[WHAT TO DO]:
Leave the pictures out. Return all other data exactly.

[Records excerpted from a collection]
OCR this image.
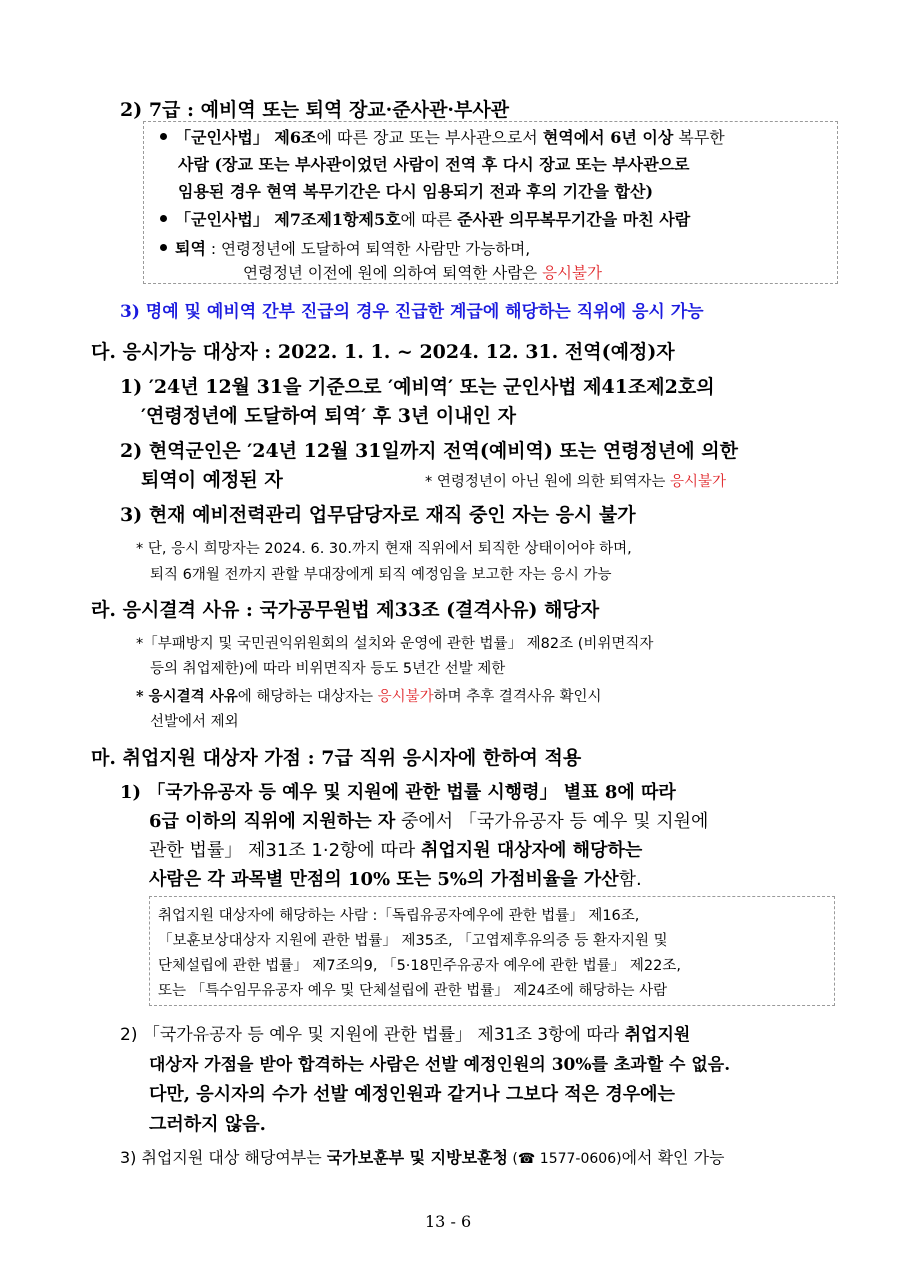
2) 7급 : 예비역 또는 퇴역 장교·준사관·부사관
「군인사법」 제6조에 따른 장교 또는 부사관으로서 현역에서 6년 이상 복무한
사람 (장교 또는 부사관이었던 사람이 전역 후 다시 장교 또는 부사관으로
임용된 경우 현역 복무기간은 다시 임용되기 전과 후의 기간을 합산)
「군인사법」 제7조제1항제5호에 따른 준사관 의무복무기간을 마친 사람
퇴역 : 연령정년에 도달하여 퇴역한 사람만 가능하며,
연령정년 이전에 원에 의하여 퇴역한 사람은 응시불가
3) 명예 및 예비역 간부 진급의 경우 진급한 계급에 해당하는 직위에 응시 가능
다. 응시가능 대상자 : 2022. 1. 1. ~ 2024. 12. 31. 전역(예정)자
1) ′24년 12월 31을 기준으로 ′예비역′ 또는 군인사법 제41조제2호의
′연령정년에 도달하여 퇴역′ 후 3년 이내인 자
2) 현역군인은 ′24년 12월 31일까지 전역(예비역) 또는 연령정년에 의한
퇴역이 예정된 자	* 연령정년이 아닌 원에 의한 퇴역자는 응시불가
3) 현재 예비전력관리 업무담당자로 재직 중인 자는 응시 불가
* 단, 응시 희망자는 2024. 6. 30.까지 현재 직위에서 퇴직한 상태이어야 하며,
퇴직 6개월 전까지 관할 부대장에게 퇴직 예정임을 보고한 자는 응시 가능
라. 응시결격 사유 : 국가공무원법 제33조 (결격사유) 해당자
*「부패방지 및 국민권익위원회의 설치와 운영에 관한 법률」 제82조 (비위면직자
등의 취업제한)에 따라 비위면직자 등도 5년간 선발 제한
* 응시결격 사유에 해당하는 대상자는 응시불가하며 추후 결격사유 확인시
선발에서 제외
마. 취업지원 대상자 가점 : 7급 직위 응시자에 한하여 적용
1) 「국가유공자 등 예우 및 지원에 관한 법률 시행령」 별표 8에 따라
6급 이하의 직위에 지원하는 자 중에서 「국가유공자 등 예우 및 지원에
관한 법률」 제31조 1·2항에 따라 취업지원 대상자에 해당하는
사람은 각 과목별 만점의 10% 또는 5%의 가점비율을 가산함.
취업지원 대상자에 해당하는 사람 :「독립유공자예우에 관한 법률」 제16조,
「보훈보상대상자 지원에 관한 법률」 제35조, 「고엽제후유의증 등 환자지원 및
단체설립에 관한 법률」 제7조의9, 「5·18민주유공자 예우에 관한 법률」 제22조,
또는 「특수임무유공자 예우 및 단체설립에 관한 법률」 제24조에 해당하는 사람
2) 「국가유공자 등 예우 및 지원에 관한 법률」 제31조 3항에 따라 취업지원
대상자 가점을 받아 합격하는 사람은 선발 예정인원의 30%를 초과할 수 없음.
다만, 응시자의 수가 선발 예정인원과 같거나 그보다 적은 경우에는
그러하지 않음.
3) 취업지원 대상 해당여부는 국가보훈부 및 지방보훈청 (☎ 1577-0606)에서 확인 가능
13 - 6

[FINISHED ANSWER]:
OCR this image.
2) 7급 : 예비역 또는 퇴역 장교·준사관·부사관
「군인사법」 제6조에 따른 장교 또는 부사관으로서 현역에서 6년 이상 복무한
사람 (장교 또는 부사관이었던 사람이 전역 후 다시 장교 또는 부사관으로
임용된 경우 현역 복무기간은 다시 임용되기 전과 후의 기간을 합산)
「군인사법」 제7조제1항제5호에 따른 준사관 의무복무기간을 마친 사람
퇴역 : 연령정년에 도달하여 퇴역한 사람만 가능하며,
연령정년 이전에 원에 의하여 퇴역한 사람은 응시불가
3) 명예 및 예비역 간부 진급의 경우 진급한 계급에 해당하는 직위에 응시 가능
다. 응시가능 대상자 : 2022. 1. 1. ~ 2024. 12. 31. 전역(예정)자
1) ′24년 12월 31을 기준으로 ′예비역′ 또는 군인사법 제41조제2호의
′연령정년에 도달하여 퇴역′ 후 3년 이내인 자
2) 현역군인은 ′24년 12월 31일까지 전역(예비역) 또는 연령정년에 의한
퇴역이 예정된 자	* 연령정년이 아닌 원에 의한 퇴역자는 응시불가
3) 현재 예비전력관리 업무담당자로 재직 중인 자는 응시 불가
* 단, 응시 희망자는 2024. 6. 30.까지 현재 직위에서 퇴직한 상태이어야 하며,
퇴직 6개월 전까지 관할 부대장에게 퇴직 예정임을 보고한 자는 응시 가능
라. 응시결격 사유 : 국가공무원법 제33조 (결격사유) 해당자
*「부패방지 및 국민권익위원회의 설치와 운영에 관한 법률」 제82조 (비위면직자
등의 취업제한)에 따라 비위면직자 등도 5년간 선발 제한
* 응시결격 사유에 해당하는 대상자는 응시불가하며 추후 결격사유 확인시
선발에서 제외
마. 취업지원 대상자 가점 : 7급 직위 응시자에 한하여 적용
1) 「국가유공자 등 예우 및 지원에 관한 법률 시행령」 별표 8에 따라
6급 이하의 직위에 지원하는 자 중에서 「국가유공자 등 예우 및 지원에
관한 법률」 제31조 1·2항에 따라 취업지원 대상자에 해당하는
사람은 각 과목별 만점의 10% 또는 5%의 가점비율을 가산함.
취업지원 대상자에 해당하는 사람 :「독립유공자예우에 관한 법률」 제16조,
「보훈보상대상자 지원에 관한 법률」 제35조, 「고엽제후유의증 등 환자지원 및
단체설립에 관한 법률」 제7조의9, 「5·18민주유공자 예우에 관한 법률」 제22조,
또는 「특수임무유공자 예우 및 단체설립에 관한 법률」 제24조에 해당하는 사람
2) 「국가유공자 등 예우 및 지원에 관한 법률」 제31조 3항에 따라 취업지원
대상자 가점을 받아 합격하는 사람은 선발 예정인원의 30%를 초과할 수 없음.
다만, 응시자의 수가 선발 예정인원과 같거나 그보다 적은 경우에는
그러하지 않음.
3) 취업지원 대상 해당여부는 국가보훈부 및 지방보훈청 (☎ 1577-0606)에서 확인 가능
13 - 6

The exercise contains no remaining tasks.